WHAT YOU WILL DO -> Make an exact copy of all the material below, apart from the pictures.
::::::
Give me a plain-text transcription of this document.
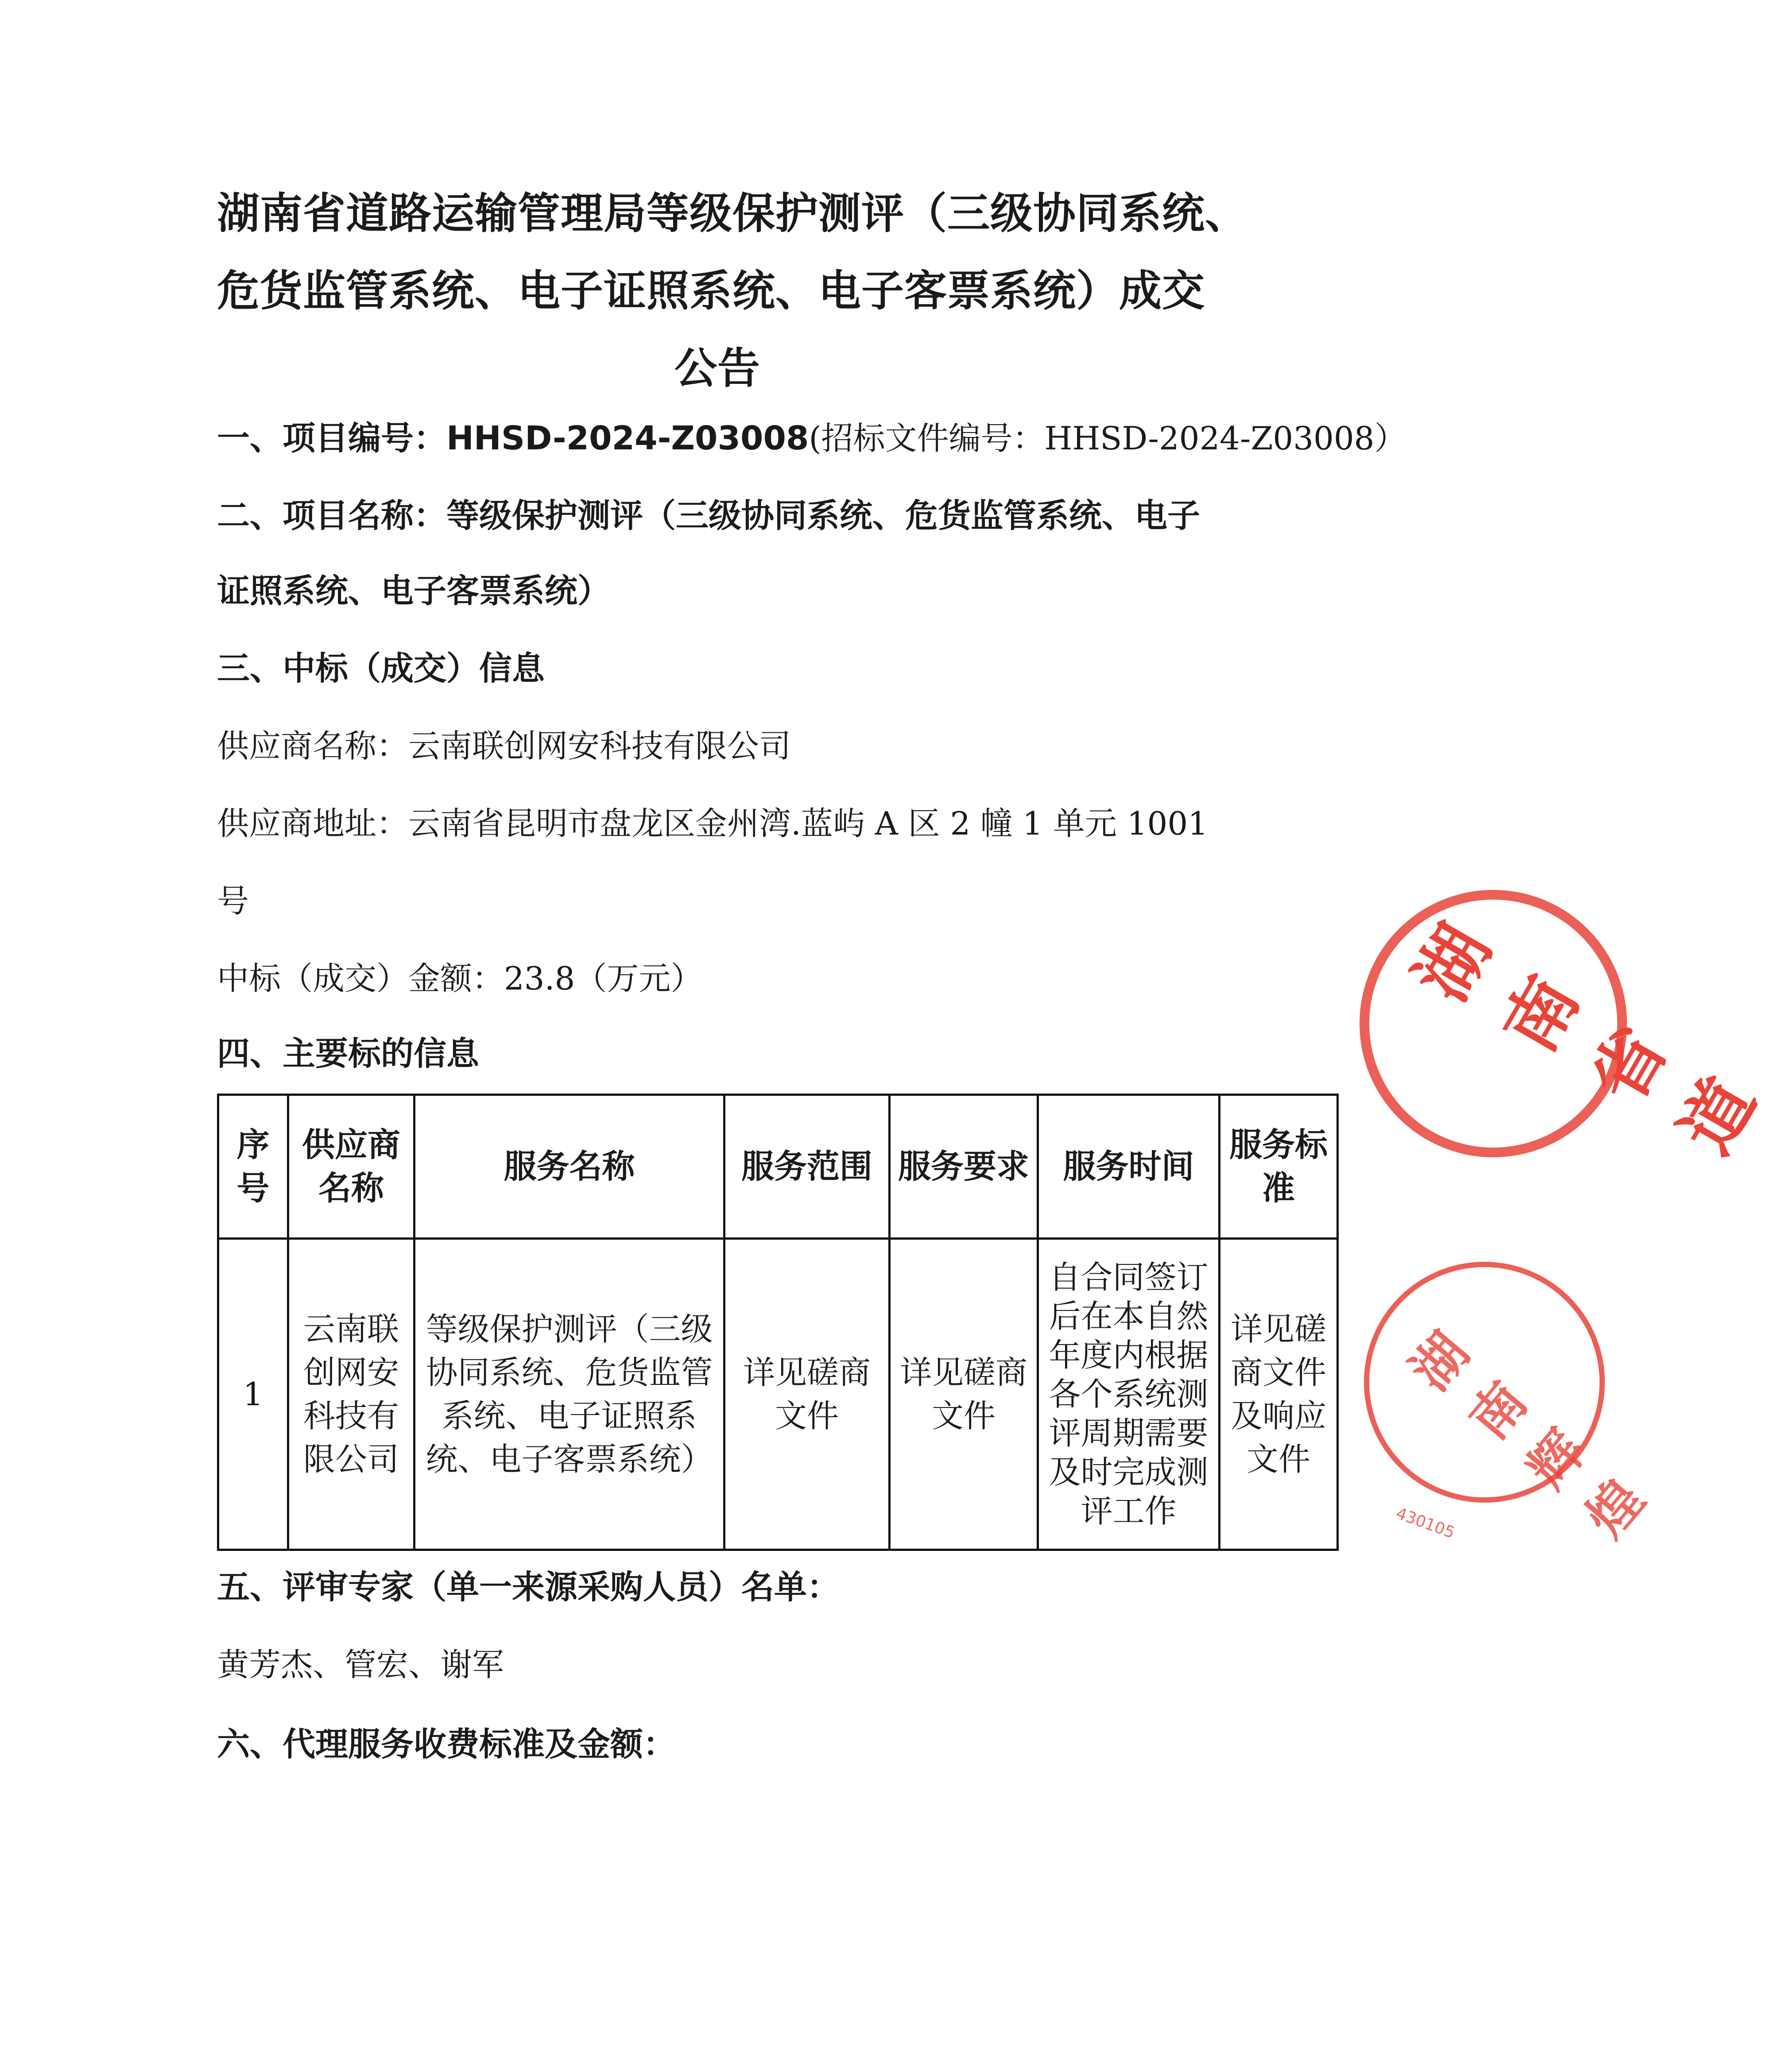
湖南省道路运输管理局等级保护测评（三级协同系统、
危货监管系统、电子证照系统、电子客票系统）成交

公告
一、项目编号：HHSD-2024-Z03008(招标文件编号：HHSD-2024-Z03008）
二、项目名称：等级保护测评（三级协同系统、危货监管系统、电子
证照系统、电子客票系统）
三、中标（成交）信息
供应商名称：云南联创网安科技有限公司
供应商地址：云南省昆明市盘龙区金州湾.蓝屿 A 区 2 幢 1 单元 1001
号
中标（成交）金额：23.8（万元）
四、主要标的信息
序号	供应商名称	服务名称	服务范围	服务要求	服务时间	服务标准
1	云南联创网安科技有限公司	等级保护测评（三级协同系统、危货监管系统、电子证照系统、电子客票系统）	详见磋商文件	详见磋商文件	自合同签订后在本自然年度内根据各个系统测评周期需要及时完成测评工作	详见磋商文件及响应文件
五、评审专家（单一来源采购人员）名单：
黄芳杰、管宏、谢军
六、代理服务收费标准及金额：
湖南省道
湖南辉煌
430105
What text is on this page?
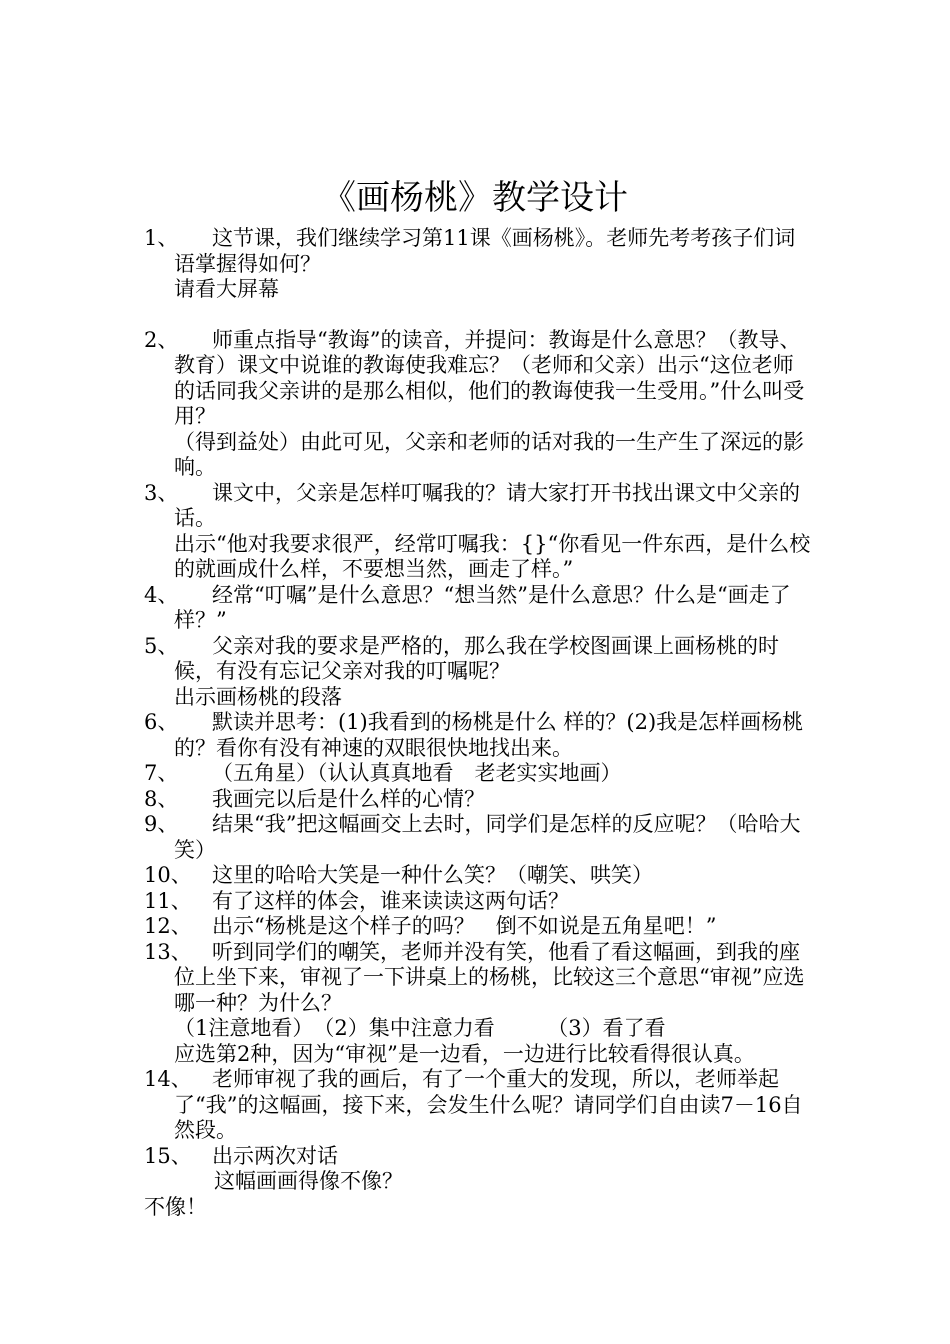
《画杨桃》教学设计
1、	这节课，我们继续学习第11课《画杨桃》。老师先考考孩子们词语掌握得如何？

请看大屏幕

2、	师重点指导“教诲”的读音，并提问：教诲是什么意思？（教导、教育）课文中说谁的教诲使我难忘？（老师和父亲）出示“这位老师的话同我父亲讲的是那么相似，他们的教诲使我一生受用。”什么叫受用？

（得到益处）由此可见，父亲和老师的话对我的一生产生了深远的影响。

3、	课文中，父亲是怎样叮嘱我的？请大家打开书找出课文中父亲的话。

出示“他对我要求很严，经常叮嘱我：{}“你看见一件东西，是什么校的就画成什么样，不要想当然，画走了样。”

4、	经常“叮嘱”是什么意思？“想当然”是什么意思？什么是“画走了样？”

5、	父亲对我的要求是严格的，那么我在学校图画课上画杨桃的时候，有没有忘记父亲对我的叮嘱呢？

出示画杨桃的段落

6、	默读并思考：(1)我看到的杨桃是什么 样的？(2)我是怎样画杨桃的？看你有没有神速的双眼很快地找出来。

7、	（五角星）（认认真真地看　老老实实地画）

8、	我画完以后是什么样的心情？

9、	结果“我”把这幅画交上去时，同学们是怎样的反应呢？（哈哈大笑）

10、 这里的哈哈大笑是一种什么笑？（嘲笑、哄笑）

11、 有了这样的体会，谁来读读这两句话？

12、 出示“杨桃是这个样子的吗？　倒不如说是五角星吧！”

13、 听到同学们的嘲笑，老师并没有笑，他看了看这幅画，到我的座位上坐下来，审视了一下讲桌上的杨桃，比较这三个意思“审视”应选哪一种？为什么？

（1注意地看）　（2）集中注意力看　　　（3）看了看

应选第2种，因为“审视”是一边看，一边进行比较看得很认真。

14、 老师审视了我的画后，有了一个重大的发现，所以，老师举起了“我”的这幅画，接下来，会发生什么呢？请同学们自由读7－16自然段。

15、 出示两次对话

这幅画画得像不像？

不像！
::::::
SOLUTION TO THIS TASK ->
Give me a plain-text transcription of this document.
湖南省道路运输管理局等级保护测评（三级协同系统、
危货监管系统、电子证照系统、电子客票系统）成交

公告
一、项目编号：HHSD-2024-Z03008(招标文件编号：HHSD-2024-Z03008）
二、项目名称：等级保护测评（三级协同系统、危货监管系统、电子
证照系统、电子客票系统）
三、中标（成交）信息
供应商名称：云南联创网安科技有限公司
供应商地址：云南省昆明市盘龙区金州湾.蓝屿 A 区 2 幢 1 单元 1001
号
中标（成交）金额：23.8（万元）
四、主要标的信息
序号	供应商名称	服务名称	服务范围	服务要求	服务时间	服务标准
1	云南联创网安科技有限公司	等级保护测评（三级协同系统、危货监管系统、电子证照系统、电子客票系统）	详见磋商文件	详见磋商文件	自合同签订后在本自然年度内根据各个系统测评周期需要及时完成测评工作	详见磋商文件及响应文件
五、评审专家（单一来源采购人员）名单：
黄芳杰、管宏、谢军
六、代理服务收费标准及金额：
湖南省道
湖南辉煌
430105
What text is on this page?
《画杨桃》教学设计
1、	这节课，我们继续学习第11课《画杨桃》。老师先考考孩子们词语掌握得如何？

请看大屏幕

2、	师重点指导“教诲”的读音，并提问：教诲是什么意思？（教导、教育）课文中说谁的教诲使我难忘？（老师和父亲）出示“这位老师的话同我父亲讲的是那么相似，他们的教诲使我一生受用。”什么叫受用？

（得到益处）由此可见，父亲和老师的话对我的一生产生了深远的影响。

3、	课文中，父亲是怎样叮嘱我的？请大家打开书找出课文中父亲的话。

出示“他对我要求很严，经常叮嘱我：{}“你看见一件东西，是什么校的就画成什么样，不要想当然，画走了样。”

4、	经常“叮嘱”是什么意思？“想当然”是什么意思？什么是“画走了样？”

5、	父亲对我的要求是严格的，那么我在学校图画课上画杨桃的时候，有没有忘记父亲对我的叮嘱呢？

出示画杨桃的段落

6、	默读并思考：(1)我看到的杨桃是什么 样的？(2)我是怎样画杨桃的？看你有没有神速的双眼很快地找出来。

7、	（五角星）（认认真真地看　老老实实地画）

8、	我画完以后是什么样的心情？

9、	结果“我”把这幅画交上去时，同学们是怎样的反应呢？（哈哈大笑）

10、 这里的哈哈大笑是一种什么笑？（嘲笑、哄笑）

11、 有了这样的体会，谁来读读这两句话？

12、 出示“杨桃是这个样子的吗？　倒不如说是五角星吧！”

13、 听到同学们的嘲笑，老师并没有笑，他看了看这幅画，到我的座位上坐下来，审视了一下讲桌上的杨桃，比较这三个意思“审视”应选哪一种？为什么？

（1注意地看）　（2）集中注意力看　　　（3）看了看

应选第2种，因为“审视”是一边看，一边进行比较看得很认真。

14、 老师审视了我的画后，有了一个重大的发现，所以，老师举起了“我”的这幅画，接下来，会发生什么呢？请同学们自由读7－16自然段。

15、 出示两次对话

这幅画画得像不像？

不像！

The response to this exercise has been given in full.